• [Problem] Exactly repeat the material, dropping every picture from the copy.

Data excerpts
-- Begin --
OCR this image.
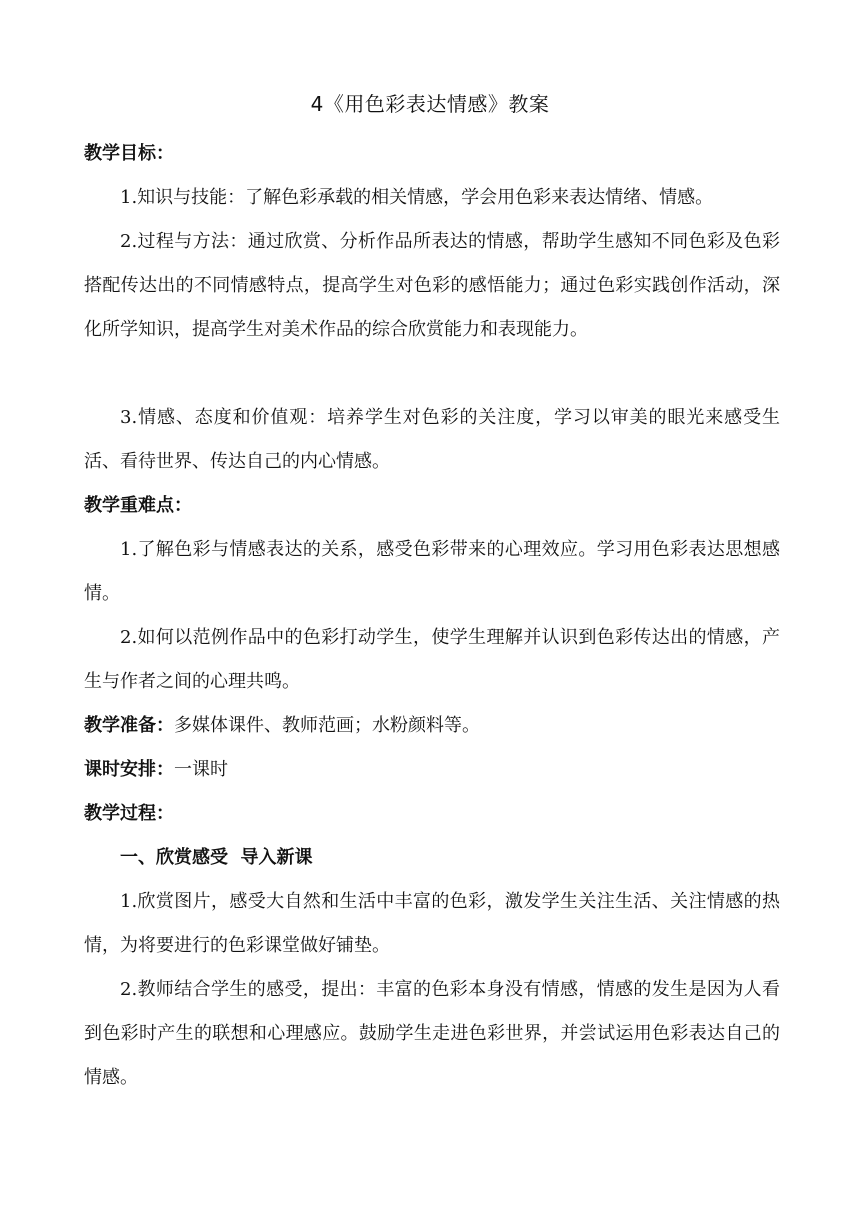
4《用色彩表达情感》教案

教学目标：

1.知识与技能：了解色彩承载的相关情感，学会用色彩来表达情绪、情感。

2.过程与方法：通过欣赏、分析作品所表达的情感，帮助学生感知不同色彩及色彩搭配传达出的不同情感特点，提高学生对色彩的感悟能力；通过色彩实践创作活动，深化所学知识，提高学生对美术作品的综合欣赏能力和表现能力。

3.情感、态度和价值观：培养学生对色彩的关注度，学习以审美的眼光来感受生活、看待世界、传达自己的内心情感。

教学重难点：

1.了解色彩与情感表达的关系，感受色彩带来的心理效应。学习用色彩表达思想感情。

2.如何以范例作品中的色彩打动学生，使学生理解并认识到色彩传达出的情感，产生与作者之间的心理共鸣。

教学准备：多媒体课件、教师范画；水粉颜料等。

课时安排：一课时

教学过程：

一、欣赏感受  导入新课

1.欣赏图片，感受大自然和生活中丰富的色彩，激发学生关注生活、关注情感的热情，为将要进行的色彩课堂做好铺垫。

2.教师结合学生的感受，提出：丰富的色彩本身没有情感，情感的发生是因为人看到色彩时产生的联想和心理感应。鼓励学生走进色彩世界，并尝试运用色彩表达自己的情感。
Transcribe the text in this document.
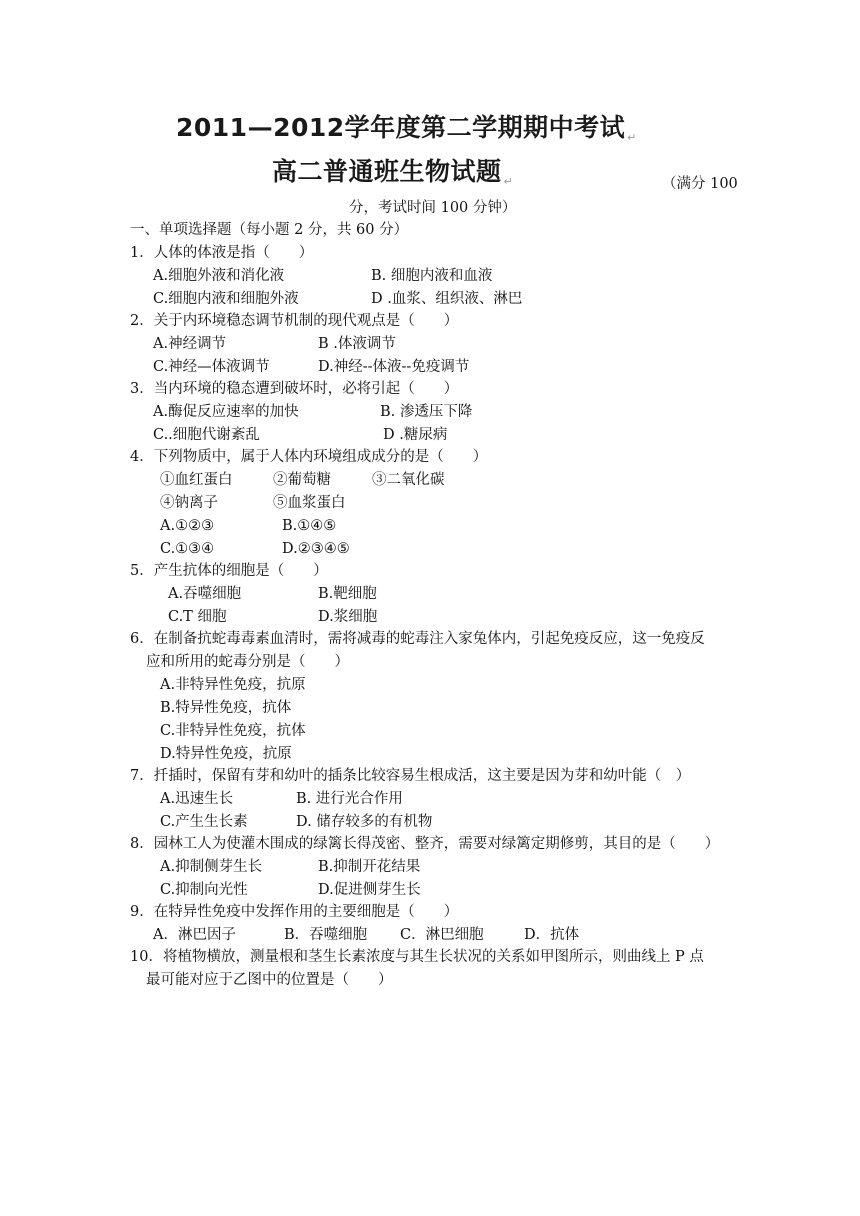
2011—2012学年度第二学期期中考试 ↵
高二普通班生物试题 ↵	（满分 100
分，考试时间 100 分钟）
一、单项选择题（每小题 2 分，共 60 分）
1．人体的体液是指（　　）
A.细胞外液和消化液	B. 细胞内液和血液
C.细胞内液和细胞外液	D .血浆、组织液、淋巴
2．关于内环境稳态调节机制的现代观点是（　　）
A.神经调节	B .体液调节
C.神经—体液调节	D.神经--体液--免疫调节
3．当内环境的稳态遭到破坏时，必将引起（　　）
A.酶促反应速率的加快	B. 渗透压下降
C..细胞代谢紊乱	D .糖尿病
4．下列物质中，属于人体内环境组成成分的是（　　）
①血红蛋白	②葡萄糖	③二氧化碳
④钠离子	⑤血浆蛋白
A.①②③	B.①④⑤
C.①③④	D.②③④⑤
5．产生抗体的细胞是（　　）
A.吞噬细胞	B.靶细胞
C.T 细胞	D.浆细胞
6．在制备抗蛇毒毒素血清时，需将减毒的蛇毒注入家兔体内，引起免疫反应，这一免疫反
应和所用的蛇毒分别是（　　）
A.非特异性免疫，抗原
B.特异性免疫，抗体
C.非特异性免疫，抗体
D.特异性免疫，抗原
7．扦插时，保留有芽和幼叶的插条比较容易生根成活，这主要是因为芽和幼叶能（　）
A.迅速生长	B. 进行光合作用
C.产生生长素	D. 储存较多的有机物
8．园林工人为使灌木围成的绿篱长得茂密、整齐，需要对绿篱定期修剪，其目的是（　　）
A.抑制侧芽生长	B.抑制开花结果
C.抑制向光性	D.促进侧芽生长
9．在特异性免疫中发挥作用的主要细胞是（　　）
A．淋巴因子	B．吞噬细胞 C．淋巴细胞	D．抗体
10．将植物横放，测量根和茎生长素浓度与其生长状况的关系如甲图所示，则曲线上 P 点
最可能对应于乙图中的位置是（　　）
-- End --
• [Exercise result]
OCR this image.
4《用色彩表达情感》教案

教学目标：

1.知识与技能：了解色彩承载的相关情感，学会用色彩来表达情绪、情感。

2.过程与方法：通过欣赏、分析作品所表达的情感，帮助学生感知不同色彩及色彩搭配传达出的不同情感特点，提高学生对色彩的感悟能力；通过色彩实践创作活动，深化所学知识，提高学生对美术作品的综合欣赏能力和表现能力。

3.情感、态度和价值观：培养学生对色彩的关注度，学习以审美的眼光来感受生活、看待世界、传达自己的内心情感。

教学重难点：

1.了解色彩与情感表达的关系，感受色彩带来的心理效应。学习用色彩表达思想感情。

2.如何以范例作品中的色彩打动学生，使学生理解并认识到色彩传达出的情感，产生与作者之间的心理共鸣。

教学准备：多媒体课件、教师范画；水粉颜料等。

课时安排：一课时

教学过程：

一、欣赏感受  导入新课

1.欣赏图片，感受大自然和生活中丰富的色彩，激发学生关注生活、关注情感的热情，为将要进行的色彩课堂做好铺垫。

2.教师结合学生的感受，提出：丰富的色彩本身没有情感，情感的发生是因为人看到色彩时产生的联想和心理感应。鼓励学生走进色彩世界，并尝试运用色彩表达自己的情感。
Transcribe the text in this document.
2011—2012学年度第二学期期中考试 ↵
高二普通班生物试题 ↵	（满分 100
分，考试时间 100 分钟）
一、单项选择题（每小题 2 分，共 60 分）
1．人体的体液是指（　　）
A.细胞外液和消化液	B. 细胞内液和血液
C.细胞内液和细胞外液	D .血浆、组织液、淋巴
2．关于内环境稳态调节机制的现代观点是（　　）
A.神经调节	B .体液调节
C.神经—体液调节	D.神经--体液--免疫调节
3．当内环境的稳态遭到破坏时，必将引起（　　）
A.酶促反应速率的加快	B. 渗透压下降
C..细胞代谢紊乱	D .糖尿病
4．下列物质中，属于人体内环境组成成分的是（　　）
①血红蛋白	②葡萄糖	③二氧化碳
④钠离子	⑤血浆蛋白
A.①②③	B.①④⑤
C.①③④	D.②③④⑤
5．产生抗体的细胞是（　　）
A.吞噬细胞	B.靶细胞
C.T 细胞	D.浆细胞
6．在制备抗蛇毒毒素血清时，需将减毒的蛇毒注入家兔体内，引起免疫反应，这一免疫反
应和所用的蛇毒分别是（　　）
A.非特异性免疫，抗原
B.特异性免疫，抗体
C.非特异性免疫，抗体
D.特异性免疫，抗原
7．扦插时，保留有芽和幼叶的插条比较容易生根成活，这主要是因为芽和幼叶能（　）
A.迅速生长	B. 进行光合作用
C.产生生长素	D. 储存较多的有机物
8．园林工人为使灌木围成的绿篱长得茂密、整齐，需要对绿篱定期修剪，其目的是（　　）
A.抑制侧芽生长	B.抑制开花结果
C.抑制向光性	D.促进侧芽生长
9．在特异性免疫中发挥作用的主要细胞是（　　）
A．淋巴因子	B．吞噬细胞 C．淋巴细胞	D．抗体
10．将植物横放，测量根和茎生长素浓度与其生长状况的关系如甲图所示，则曲线上 P 点
最可能对应于乙图中的位置是（　　）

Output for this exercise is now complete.